Data entries:
######

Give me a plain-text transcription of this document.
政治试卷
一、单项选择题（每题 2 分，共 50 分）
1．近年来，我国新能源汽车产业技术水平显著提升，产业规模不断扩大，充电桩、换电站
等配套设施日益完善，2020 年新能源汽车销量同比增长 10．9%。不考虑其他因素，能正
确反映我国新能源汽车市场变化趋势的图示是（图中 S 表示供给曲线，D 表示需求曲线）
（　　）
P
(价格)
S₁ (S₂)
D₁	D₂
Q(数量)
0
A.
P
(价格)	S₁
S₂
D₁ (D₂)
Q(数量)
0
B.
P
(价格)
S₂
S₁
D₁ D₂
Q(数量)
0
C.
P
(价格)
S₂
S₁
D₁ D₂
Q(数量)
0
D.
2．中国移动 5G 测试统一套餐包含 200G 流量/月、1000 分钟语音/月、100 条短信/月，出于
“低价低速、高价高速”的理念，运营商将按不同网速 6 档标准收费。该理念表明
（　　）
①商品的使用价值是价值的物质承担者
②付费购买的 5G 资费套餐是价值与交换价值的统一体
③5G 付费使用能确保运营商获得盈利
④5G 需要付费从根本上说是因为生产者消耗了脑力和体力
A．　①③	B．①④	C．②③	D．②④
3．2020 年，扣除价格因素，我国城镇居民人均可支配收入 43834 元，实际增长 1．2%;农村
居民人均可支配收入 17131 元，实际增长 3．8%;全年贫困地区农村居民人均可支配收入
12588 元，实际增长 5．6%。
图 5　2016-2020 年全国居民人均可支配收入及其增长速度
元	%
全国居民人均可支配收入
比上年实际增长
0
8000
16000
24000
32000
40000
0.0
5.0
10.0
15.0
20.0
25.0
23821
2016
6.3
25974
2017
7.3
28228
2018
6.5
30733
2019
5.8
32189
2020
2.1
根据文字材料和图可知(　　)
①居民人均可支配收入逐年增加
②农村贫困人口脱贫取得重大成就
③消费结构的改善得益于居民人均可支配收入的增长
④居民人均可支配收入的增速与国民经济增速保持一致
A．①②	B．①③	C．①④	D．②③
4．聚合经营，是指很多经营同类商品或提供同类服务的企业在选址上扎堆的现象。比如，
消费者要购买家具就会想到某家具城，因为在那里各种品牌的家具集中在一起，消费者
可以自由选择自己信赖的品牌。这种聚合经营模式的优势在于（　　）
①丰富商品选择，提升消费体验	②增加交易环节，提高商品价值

######

# Task description:
Reproduce every line above without error.

# Solution:
Give me a plain-text transcription of this document.
政治试卷
一、单项选择题（每题 2 分，共 50 分）
1．近年来，我国新能源汽车产业技术水平显著提升，产业规模不断扩大，充电桩、换电站
等配套设施日益完善，2020 年新能源汽车销量同比增长 10．9%。不考虑其他因素，能正
确反映我国新能源汽车市场变化趋势的图示是（图中 S 表示供给曲线，D 表示需求曲线）
（　　）
P
(价格)
S₁ (S₂)
D₁	D₂
Q(数量)
0
A.
P
(价格)	S₁
S₂
D₁ (D₂)
Q(数量)
0
B.
P
(价格)
S₂
S₁
D₁ D₂
Q(数量)
0
C.
P
(价格)
S₂
S₁
D₁ D₂
Q(数量)
0
D.
2．中国移动 5G 测试统一套餐包含 200G 流量/月、1000 分钟语音/月、100 条短信/月，出于
“低价低速、高价高速”的理念，运营商将按不同网速 6 档标准收费。该理念表明
（　　）
①商品的使用价值是价值的物质承担者
②付费购买的 5G 资费套餐是价值与交换价值的统一体
③5G 付费使用能确保运营商获得盈利
④5G 需要付费从根本上说是因为生产者消耗了脑力和体力
A．　①③	B．①④	C．②③	D．②④
3．2020 年，扣除价格因素，我国城镇居民人均可支配收入 43834 元，实际增长 1．2%;农村
居民人均可支配收入 17131 元，实际增长 3．8%;全年贫困地区农村居民人均可支配收入
12588 元，实际增长 5．6%。
图 5　2016-2020 年全国居民人均可支配收入及其增长速度
元	%
全国居民人均可支配收入
比上年实际增长
0
8000
16000
24000
32000
40000
0.0
5.0
10.0
15.0
20.0
25.0
23821
2016
6.3
25974
2017
7.3
28228
2018
6.5
30733
2019
5.8
32189
2020
2.1
根据文字材料和图可知(　　)
①居民人均可支配收入逐年增加
②农村贫困人口脱贫取得重大成就
③消费结构的改善得益于居民人均可支配收入的增长
④居民人均可支配收入的增速与国民经济增速保持一致
A．①②	B．①③	C．①④	D．②③
4．聚合经营，是指很多经营同类商品或提供同类服务的企业在选址上扎堆的现象。比如，
消费者要购买家具就会想到某家具城，因为在那里各种品牌的家具集中在一起，消费者
可以自由选择自己信赖的品牌。这种聚合经营模式的优势在于（　　）
①丰富商品选择，提升消费体验	②增加交易环节，提高商品价值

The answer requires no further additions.